## WORK TO DO
In the material below, find each line holding the string "this" and copy it.

## DATA FOR PROCESSING

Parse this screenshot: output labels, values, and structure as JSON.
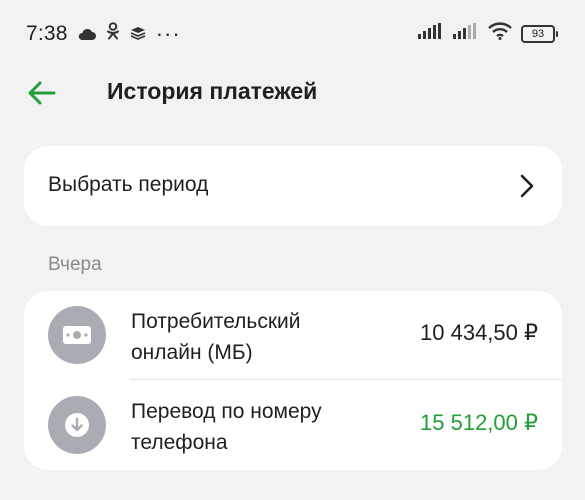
{
  "status_bar": {
    "time": "7:38",
    "ellipsis": "···",
    "battery": "93",
    "icons": [
      "cloud-icon",
      "odnoklassniki-icon",
      "layers-icon",
      "signal-icon",
      "signal-icon",
      "wifi-icon",
      "battery-icon"
    ]
  },
  "header": {
    "title": "История платежей",
    "back_icon": "arrow-left-icon"
  },
  "period": {
    "label": "Выбрать период",
    "icon": "chevron-right-icon"
  },
  "section": {
    "label": "Вчера"
  },
  "payments": [
    {
      "name": "Потребительский онлайн (МБ)",
      "amount": "10 434,50 ₽",
      "amount_color": "#1f1f1f",
      "icon": "cash-icon"
    },
    {
      "name": "Перевод по номеру телефона",
      "amount": "15 512,00 ₽",
      "amount_color": "#21a038",
      "icon": "arrow-down-circle-icon"
    }
  ],
  "colors": {
    "accent": "#21a038",
    "background": "#f2f2f2",
    "card": "#ffffff",
    "icon_bg": "#a9adb3"
  }
}
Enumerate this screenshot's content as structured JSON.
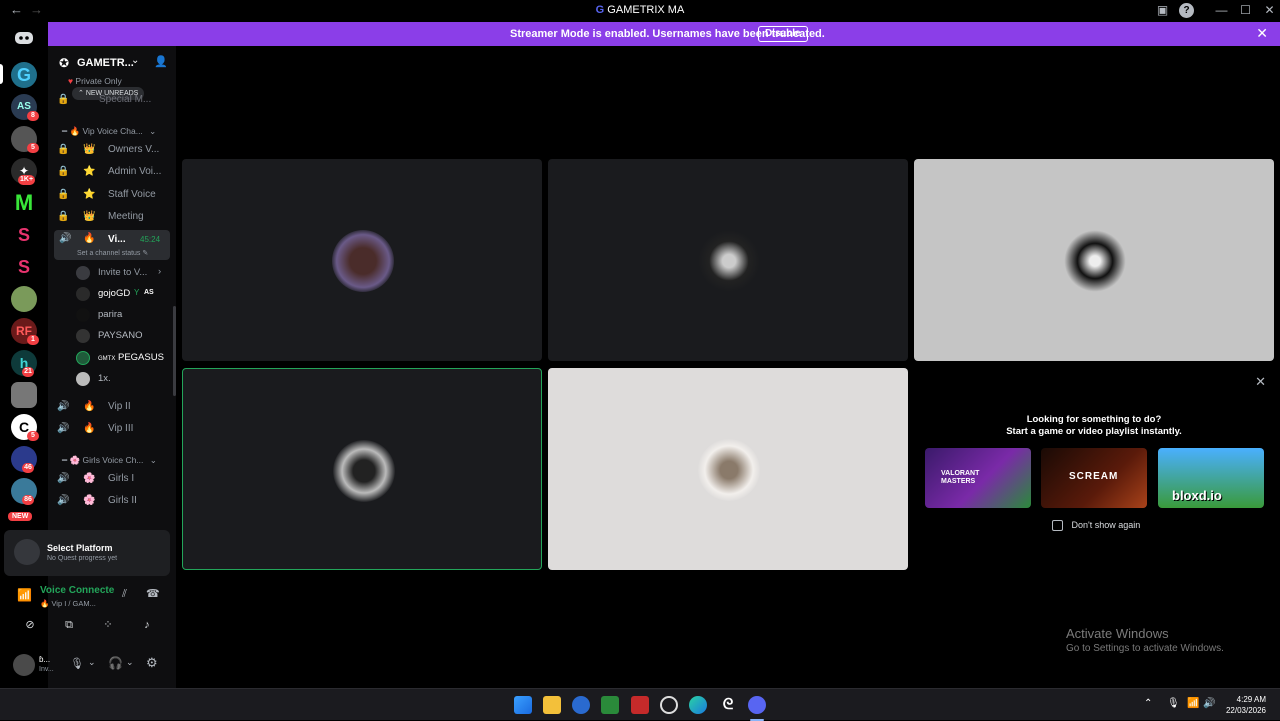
{
  "titlebar": {
    "title": "GAMETRIX MA"
  },
  "banner": {
    "message": "Streamer Mode is enabled. Usernames have been truncated.",
    "disable_label": "Disable"
  },
  "rail": {
    "badges": [
      "8",
      "5",
      "1K+",
      "1",
      "21",
      "5",
      "46",
      "86"
    ],
    "new_label": "NEW"
  },
  "sidebar": {
    "guild_name": "GAMETR...",
    "private_cat": "Private Only",
    "new_unreads": "NEW UNREADS",
    "special_ch": "Special M...",
    "vip_voice_cat": "Vip Voice Cha...",
    "channels": [
      {
        "label": "Owners V...",
        "emoji": "👑"
      },
      {
        "label": "Admin Voi...",
        "emoji": "⭐"
      },
      {
        "label": "Staff Voice",
        "emoji": "⭐"
      },
      {
        "label": "Meeting",
        "emoji": "👑"
      }
    ],
    "active_channel": {
      "label": "Vi...",
      "timer": "45:24",
      "status": "Set a channel status"
    },
    "invite_label": "Invite to V...",
    "members": [
      {
        "name": "gojoGD",
        "tag": "AS"
      },
      {
        "name": "parira"
      },
      {
        "name": "PAYSANO"
      },
      {
        "name": "PEGASUS",
        "prefix": "GMTX"
      },
      {
        "name": "1x."
      }
    ],
    "more_channels": [
      {
        "label": "Vip II"
      },
      {
        "label": "Vip III"
      }
    ],
    "girls_cat": "Girls Voice Ch...",
    "girls_channels": [
      {
        "label": "Girls I"
      },
      {
        "label": "Girls II"
      }
    ]
  },
  "userpanel": {
    "quest_title": "Select Platform",
    "quest_sub": "No Quest progress yet",
    "voice_status": "Voice Connecte",
    "voice_sub": "Vip I / GAM...",
    "user_name": "ɓ...",
    "user_status": "Inv..."
  },
  "activity": {
    "line1": "Looking for something to do?",
    "line2": "Start a game or video playlist instantly.",
    "games": [
      "VALORANT MASTERS",
      "SCREAM",
      "bloxd.io"
    ],
    "dont_show": "Don't show again"
  },
  "watermark": {
    "line1": "Activate Windows",
    "line2": "Go to Settings to activate Windows."
  },
  "clock": {
    "time": "4:29 AM",
    "date": "22/03/2026"
  },
  "colors": {
    "accent": "#8b3ee8",
    "discord": "#5865f2",
    "green": "#23a55a"
  }
}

## WRITTEN RESPONSE
Parse this screenshot: output labels, values, and structure as JSON.
Enumerate this screenshot's content as structured JSON.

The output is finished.